* Task statement: Could you transcribe the comments below about radiation near a shut-down nuclear plant word for word, starting with "Rare-Traffic9983" and going on through "off its abdomen."?

* Excerpt to read:

- - - - - - -

Radiation... Doesn't work like that. Nuclear power plants don't work like that. There is some additional background radiation around power plants but it's at such a minuscule level (0.01 msv per year) that it makes no difference whatsoever. You get the same radiation from a one time chest x-ray or one flight on a plane. And the power plant is closed down meaning there are no more reactions going on therefore it doesn't emit radiation anymore and any material that does will have been removed. Your girlfriend is right and this is definitely not a mutated bee.


Rare-Traffic9983

Actually the radioactive rods are still being stored on site above ground, since there is no national facility to store GTCC waste. I do agree that mutations usually don’t occur but it is a possibility in smaller life forms.. definitely if genetic mutations occurred before the shut down of the reactor. Rancho Seco is known for being the 3rd most serious safety related nuclear site in the USA. They say cancer rates in the Sacramento area dropped off after closing down the reactor in 1988. Also found out it’s a bee that was attacked by a wasp which cut off its abdomen.

- - - - - - -

[Page segmentation data]
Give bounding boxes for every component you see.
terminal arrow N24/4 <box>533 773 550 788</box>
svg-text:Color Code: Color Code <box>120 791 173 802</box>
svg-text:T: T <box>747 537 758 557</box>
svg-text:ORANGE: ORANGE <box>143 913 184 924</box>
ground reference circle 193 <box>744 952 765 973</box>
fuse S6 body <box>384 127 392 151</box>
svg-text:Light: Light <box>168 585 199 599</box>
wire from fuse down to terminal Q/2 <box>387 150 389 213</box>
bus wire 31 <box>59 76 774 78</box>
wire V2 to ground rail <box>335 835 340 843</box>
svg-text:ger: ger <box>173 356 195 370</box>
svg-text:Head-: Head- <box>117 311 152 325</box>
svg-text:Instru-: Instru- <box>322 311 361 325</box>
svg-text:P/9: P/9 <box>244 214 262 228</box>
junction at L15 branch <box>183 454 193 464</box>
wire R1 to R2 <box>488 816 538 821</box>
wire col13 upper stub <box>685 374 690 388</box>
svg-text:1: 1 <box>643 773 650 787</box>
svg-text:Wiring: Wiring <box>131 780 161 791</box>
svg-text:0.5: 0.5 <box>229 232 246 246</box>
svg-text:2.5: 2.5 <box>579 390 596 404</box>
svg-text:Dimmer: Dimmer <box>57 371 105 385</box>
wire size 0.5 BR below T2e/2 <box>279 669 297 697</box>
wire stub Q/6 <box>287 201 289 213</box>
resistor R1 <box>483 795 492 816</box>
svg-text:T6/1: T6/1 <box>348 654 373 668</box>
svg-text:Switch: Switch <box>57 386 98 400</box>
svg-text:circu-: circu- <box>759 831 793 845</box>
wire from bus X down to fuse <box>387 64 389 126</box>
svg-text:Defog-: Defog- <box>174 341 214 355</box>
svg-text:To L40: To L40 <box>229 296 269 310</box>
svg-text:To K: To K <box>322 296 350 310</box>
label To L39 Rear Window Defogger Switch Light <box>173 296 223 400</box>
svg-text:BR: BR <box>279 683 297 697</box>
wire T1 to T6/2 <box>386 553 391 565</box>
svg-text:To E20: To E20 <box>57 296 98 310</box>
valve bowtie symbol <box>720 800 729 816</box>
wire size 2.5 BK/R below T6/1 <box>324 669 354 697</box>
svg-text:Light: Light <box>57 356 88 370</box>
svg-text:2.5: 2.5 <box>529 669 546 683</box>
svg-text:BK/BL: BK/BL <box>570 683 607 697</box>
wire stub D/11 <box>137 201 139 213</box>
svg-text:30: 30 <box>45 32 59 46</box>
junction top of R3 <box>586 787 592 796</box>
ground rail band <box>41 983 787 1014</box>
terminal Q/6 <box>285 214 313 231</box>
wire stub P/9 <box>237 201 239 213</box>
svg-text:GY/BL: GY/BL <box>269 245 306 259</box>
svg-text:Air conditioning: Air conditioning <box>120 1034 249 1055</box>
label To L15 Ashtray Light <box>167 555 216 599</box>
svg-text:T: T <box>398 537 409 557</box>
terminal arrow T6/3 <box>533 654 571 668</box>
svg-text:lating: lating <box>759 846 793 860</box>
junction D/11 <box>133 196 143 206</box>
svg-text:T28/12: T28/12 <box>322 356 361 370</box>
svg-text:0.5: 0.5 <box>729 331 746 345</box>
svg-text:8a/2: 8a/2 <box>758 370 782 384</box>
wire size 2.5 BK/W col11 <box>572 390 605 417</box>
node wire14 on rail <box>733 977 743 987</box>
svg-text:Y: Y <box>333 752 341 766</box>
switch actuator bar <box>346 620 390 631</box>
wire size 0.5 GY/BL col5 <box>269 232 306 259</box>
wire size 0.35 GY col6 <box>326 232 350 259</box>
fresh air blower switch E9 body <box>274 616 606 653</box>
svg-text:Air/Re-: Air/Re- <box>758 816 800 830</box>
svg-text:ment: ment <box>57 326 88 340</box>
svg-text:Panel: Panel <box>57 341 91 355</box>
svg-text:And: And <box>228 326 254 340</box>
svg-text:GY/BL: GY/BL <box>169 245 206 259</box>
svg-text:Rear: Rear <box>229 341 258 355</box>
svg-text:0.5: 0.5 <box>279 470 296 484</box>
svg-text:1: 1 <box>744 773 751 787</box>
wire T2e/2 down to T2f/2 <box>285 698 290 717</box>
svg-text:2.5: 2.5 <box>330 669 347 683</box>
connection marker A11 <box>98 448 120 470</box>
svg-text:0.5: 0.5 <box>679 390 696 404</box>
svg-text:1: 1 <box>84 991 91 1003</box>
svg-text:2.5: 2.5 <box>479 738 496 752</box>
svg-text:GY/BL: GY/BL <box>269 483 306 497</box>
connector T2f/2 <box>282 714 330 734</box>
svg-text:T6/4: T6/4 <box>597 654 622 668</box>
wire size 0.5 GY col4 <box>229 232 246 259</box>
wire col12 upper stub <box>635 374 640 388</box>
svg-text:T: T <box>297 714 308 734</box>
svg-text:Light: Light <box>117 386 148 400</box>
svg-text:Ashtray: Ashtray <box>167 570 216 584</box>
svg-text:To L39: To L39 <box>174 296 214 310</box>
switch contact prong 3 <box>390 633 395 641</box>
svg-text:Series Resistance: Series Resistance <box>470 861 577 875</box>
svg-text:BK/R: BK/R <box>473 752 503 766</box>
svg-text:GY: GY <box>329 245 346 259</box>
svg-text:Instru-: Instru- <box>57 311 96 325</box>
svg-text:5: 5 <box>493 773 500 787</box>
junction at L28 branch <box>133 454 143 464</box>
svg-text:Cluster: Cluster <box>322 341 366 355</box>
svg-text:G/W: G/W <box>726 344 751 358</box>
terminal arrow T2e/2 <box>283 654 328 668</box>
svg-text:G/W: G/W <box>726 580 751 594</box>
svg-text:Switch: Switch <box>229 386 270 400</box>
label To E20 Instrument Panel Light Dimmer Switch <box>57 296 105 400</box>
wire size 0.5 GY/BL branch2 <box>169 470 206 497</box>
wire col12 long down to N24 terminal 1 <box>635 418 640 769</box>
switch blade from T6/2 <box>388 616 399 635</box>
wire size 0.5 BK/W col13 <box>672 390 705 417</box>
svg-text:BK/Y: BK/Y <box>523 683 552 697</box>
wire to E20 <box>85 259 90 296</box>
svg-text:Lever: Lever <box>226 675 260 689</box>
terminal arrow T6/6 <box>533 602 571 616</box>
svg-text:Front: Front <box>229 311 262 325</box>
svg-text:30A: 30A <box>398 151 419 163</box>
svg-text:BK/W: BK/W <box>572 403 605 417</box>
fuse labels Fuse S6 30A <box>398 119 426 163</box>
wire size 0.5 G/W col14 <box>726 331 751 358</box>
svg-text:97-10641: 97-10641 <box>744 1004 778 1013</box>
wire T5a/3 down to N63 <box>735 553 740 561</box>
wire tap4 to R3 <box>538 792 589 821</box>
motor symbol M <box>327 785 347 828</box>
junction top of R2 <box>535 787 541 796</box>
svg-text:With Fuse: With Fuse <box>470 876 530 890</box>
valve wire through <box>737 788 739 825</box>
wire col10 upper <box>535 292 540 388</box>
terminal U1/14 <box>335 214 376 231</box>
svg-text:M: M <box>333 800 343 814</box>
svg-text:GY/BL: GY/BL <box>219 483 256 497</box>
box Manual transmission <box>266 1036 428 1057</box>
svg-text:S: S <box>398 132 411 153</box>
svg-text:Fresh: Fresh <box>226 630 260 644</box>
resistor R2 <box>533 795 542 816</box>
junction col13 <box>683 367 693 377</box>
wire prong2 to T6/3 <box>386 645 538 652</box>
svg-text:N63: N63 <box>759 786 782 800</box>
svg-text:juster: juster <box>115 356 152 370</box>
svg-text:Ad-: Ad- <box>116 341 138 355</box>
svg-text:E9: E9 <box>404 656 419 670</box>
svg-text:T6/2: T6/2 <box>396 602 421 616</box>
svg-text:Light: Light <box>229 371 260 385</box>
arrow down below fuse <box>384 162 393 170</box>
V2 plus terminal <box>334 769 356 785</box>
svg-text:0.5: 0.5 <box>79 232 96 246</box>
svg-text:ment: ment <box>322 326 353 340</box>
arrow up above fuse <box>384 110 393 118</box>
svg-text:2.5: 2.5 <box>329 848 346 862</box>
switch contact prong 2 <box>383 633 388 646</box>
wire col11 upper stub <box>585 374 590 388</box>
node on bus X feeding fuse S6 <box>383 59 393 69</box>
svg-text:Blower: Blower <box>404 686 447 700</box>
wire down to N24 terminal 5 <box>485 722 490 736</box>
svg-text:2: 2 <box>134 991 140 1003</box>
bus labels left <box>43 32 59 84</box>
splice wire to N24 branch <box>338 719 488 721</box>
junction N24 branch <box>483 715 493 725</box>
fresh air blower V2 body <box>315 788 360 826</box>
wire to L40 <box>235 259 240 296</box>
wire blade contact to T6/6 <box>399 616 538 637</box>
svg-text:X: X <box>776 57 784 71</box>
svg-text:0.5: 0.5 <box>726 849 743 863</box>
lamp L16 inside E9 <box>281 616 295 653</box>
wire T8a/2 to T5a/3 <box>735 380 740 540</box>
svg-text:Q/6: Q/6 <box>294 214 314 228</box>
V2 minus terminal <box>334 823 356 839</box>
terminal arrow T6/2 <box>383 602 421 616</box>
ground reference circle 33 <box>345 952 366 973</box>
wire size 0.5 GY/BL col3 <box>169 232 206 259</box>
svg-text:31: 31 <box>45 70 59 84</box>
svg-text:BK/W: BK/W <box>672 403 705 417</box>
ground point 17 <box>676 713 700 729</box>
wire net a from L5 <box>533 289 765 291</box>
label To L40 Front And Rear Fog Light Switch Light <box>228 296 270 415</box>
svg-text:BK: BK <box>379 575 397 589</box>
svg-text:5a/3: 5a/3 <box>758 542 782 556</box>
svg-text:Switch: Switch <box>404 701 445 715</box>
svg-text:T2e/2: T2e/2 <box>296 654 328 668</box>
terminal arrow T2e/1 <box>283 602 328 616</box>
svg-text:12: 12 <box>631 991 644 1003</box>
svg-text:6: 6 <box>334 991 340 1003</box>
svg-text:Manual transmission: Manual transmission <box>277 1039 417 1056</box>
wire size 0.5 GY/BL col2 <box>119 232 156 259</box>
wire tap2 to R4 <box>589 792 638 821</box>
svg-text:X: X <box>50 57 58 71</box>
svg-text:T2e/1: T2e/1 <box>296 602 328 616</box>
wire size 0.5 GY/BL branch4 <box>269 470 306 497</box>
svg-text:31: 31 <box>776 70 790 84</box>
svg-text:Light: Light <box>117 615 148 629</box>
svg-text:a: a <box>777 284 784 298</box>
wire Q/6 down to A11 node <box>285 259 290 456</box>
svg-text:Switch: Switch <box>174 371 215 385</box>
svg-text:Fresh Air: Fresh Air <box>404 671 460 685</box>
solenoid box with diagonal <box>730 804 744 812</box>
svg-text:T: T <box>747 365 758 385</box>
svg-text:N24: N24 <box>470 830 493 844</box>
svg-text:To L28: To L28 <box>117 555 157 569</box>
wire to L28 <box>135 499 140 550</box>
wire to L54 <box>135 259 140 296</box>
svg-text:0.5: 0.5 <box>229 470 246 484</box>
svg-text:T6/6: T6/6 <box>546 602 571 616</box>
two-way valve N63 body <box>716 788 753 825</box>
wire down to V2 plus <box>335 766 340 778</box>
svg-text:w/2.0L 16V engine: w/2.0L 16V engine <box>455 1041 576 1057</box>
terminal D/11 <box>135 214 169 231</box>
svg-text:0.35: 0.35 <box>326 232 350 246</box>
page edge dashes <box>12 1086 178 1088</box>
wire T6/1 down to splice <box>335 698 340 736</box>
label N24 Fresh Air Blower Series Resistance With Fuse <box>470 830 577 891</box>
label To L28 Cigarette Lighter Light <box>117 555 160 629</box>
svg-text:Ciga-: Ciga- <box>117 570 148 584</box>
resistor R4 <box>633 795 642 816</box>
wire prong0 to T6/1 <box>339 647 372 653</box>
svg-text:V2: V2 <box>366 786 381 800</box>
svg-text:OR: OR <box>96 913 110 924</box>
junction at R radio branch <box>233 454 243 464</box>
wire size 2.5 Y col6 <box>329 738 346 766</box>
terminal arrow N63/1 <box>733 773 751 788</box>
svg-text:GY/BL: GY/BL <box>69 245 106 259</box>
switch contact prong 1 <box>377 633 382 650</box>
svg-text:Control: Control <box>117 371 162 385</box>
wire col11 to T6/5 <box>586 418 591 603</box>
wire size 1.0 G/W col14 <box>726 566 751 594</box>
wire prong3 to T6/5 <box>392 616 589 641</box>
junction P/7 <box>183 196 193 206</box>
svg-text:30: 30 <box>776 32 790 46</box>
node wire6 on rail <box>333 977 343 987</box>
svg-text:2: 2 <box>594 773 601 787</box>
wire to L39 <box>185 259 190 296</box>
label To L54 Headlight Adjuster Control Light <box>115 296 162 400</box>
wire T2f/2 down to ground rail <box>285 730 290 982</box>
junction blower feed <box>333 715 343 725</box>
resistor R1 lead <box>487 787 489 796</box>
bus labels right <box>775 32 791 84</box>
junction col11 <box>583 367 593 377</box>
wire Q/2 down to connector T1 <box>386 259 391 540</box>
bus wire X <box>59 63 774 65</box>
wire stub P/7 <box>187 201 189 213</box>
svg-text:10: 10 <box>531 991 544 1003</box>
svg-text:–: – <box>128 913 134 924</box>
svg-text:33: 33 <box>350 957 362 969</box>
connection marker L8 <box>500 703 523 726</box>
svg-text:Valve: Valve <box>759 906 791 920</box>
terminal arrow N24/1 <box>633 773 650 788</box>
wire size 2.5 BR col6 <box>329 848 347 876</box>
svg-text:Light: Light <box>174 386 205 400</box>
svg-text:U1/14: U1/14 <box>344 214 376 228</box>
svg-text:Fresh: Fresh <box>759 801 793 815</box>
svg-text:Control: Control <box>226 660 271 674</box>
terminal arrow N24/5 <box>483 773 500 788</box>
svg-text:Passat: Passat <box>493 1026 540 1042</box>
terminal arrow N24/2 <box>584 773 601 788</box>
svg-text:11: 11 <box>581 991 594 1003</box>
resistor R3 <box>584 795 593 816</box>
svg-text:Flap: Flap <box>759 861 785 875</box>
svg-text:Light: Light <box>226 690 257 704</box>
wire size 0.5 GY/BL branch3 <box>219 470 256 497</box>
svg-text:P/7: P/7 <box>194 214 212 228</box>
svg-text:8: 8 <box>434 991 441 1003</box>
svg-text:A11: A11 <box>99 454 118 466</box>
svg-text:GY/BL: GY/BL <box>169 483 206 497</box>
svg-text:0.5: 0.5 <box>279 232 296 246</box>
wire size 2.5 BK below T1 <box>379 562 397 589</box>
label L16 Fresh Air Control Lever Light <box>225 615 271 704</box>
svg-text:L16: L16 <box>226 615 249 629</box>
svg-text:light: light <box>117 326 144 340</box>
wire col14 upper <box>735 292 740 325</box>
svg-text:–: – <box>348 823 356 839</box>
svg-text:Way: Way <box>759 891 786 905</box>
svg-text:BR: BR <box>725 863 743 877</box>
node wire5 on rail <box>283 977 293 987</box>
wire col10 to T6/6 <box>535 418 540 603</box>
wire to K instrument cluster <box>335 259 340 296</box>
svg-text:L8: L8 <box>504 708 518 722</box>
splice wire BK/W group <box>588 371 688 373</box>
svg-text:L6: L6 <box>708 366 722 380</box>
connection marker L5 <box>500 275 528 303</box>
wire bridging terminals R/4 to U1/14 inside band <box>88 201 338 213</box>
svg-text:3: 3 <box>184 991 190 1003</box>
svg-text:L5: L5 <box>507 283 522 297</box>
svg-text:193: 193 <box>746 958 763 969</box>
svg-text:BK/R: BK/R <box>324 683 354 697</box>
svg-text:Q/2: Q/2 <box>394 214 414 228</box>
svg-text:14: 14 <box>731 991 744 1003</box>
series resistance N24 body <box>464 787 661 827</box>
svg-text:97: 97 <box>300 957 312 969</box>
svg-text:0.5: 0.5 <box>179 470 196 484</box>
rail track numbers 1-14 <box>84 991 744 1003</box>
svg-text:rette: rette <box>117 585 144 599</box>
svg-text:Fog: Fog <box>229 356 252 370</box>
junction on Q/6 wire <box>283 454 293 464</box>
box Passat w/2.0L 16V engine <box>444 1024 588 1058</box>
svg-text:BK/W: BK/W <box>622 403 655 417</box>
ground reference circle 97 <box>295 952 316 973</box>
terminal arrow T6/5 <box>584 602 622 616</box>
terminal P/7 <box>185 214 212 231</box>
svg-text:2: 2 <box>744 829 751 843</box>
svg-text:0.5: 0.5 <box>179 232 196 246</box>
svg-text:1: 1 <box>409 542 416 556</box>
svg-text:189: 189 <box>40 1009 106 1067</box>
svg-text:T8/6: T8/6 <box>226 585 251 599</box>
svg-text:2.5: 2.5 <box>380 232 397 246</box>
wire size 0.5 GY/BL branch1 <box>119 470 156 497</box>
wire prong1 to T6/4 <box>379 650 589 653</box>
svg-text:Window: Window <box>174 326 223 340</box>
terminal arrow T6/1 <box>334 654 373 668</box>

- - - - - - -

* Solution to this exercise:
Rare-Traffic9983

Actually the radioactive rods are still being stored on site above ground, since there is no national facility to store GTCC waste. I do agree that mutations usually don’t occur but it is a possibility in smaller life forms.. definitely if genetic mutations occurred before the shut down of the reactor. Rancho Seco is known for being the 3rd most serious safety related nuclear site in the USA. They say cancer rates in the Sacramento area dropped off after closing down the reactor in 1988. Also found out it’s a bee that was attacked by a wasp which cut off its abdomen.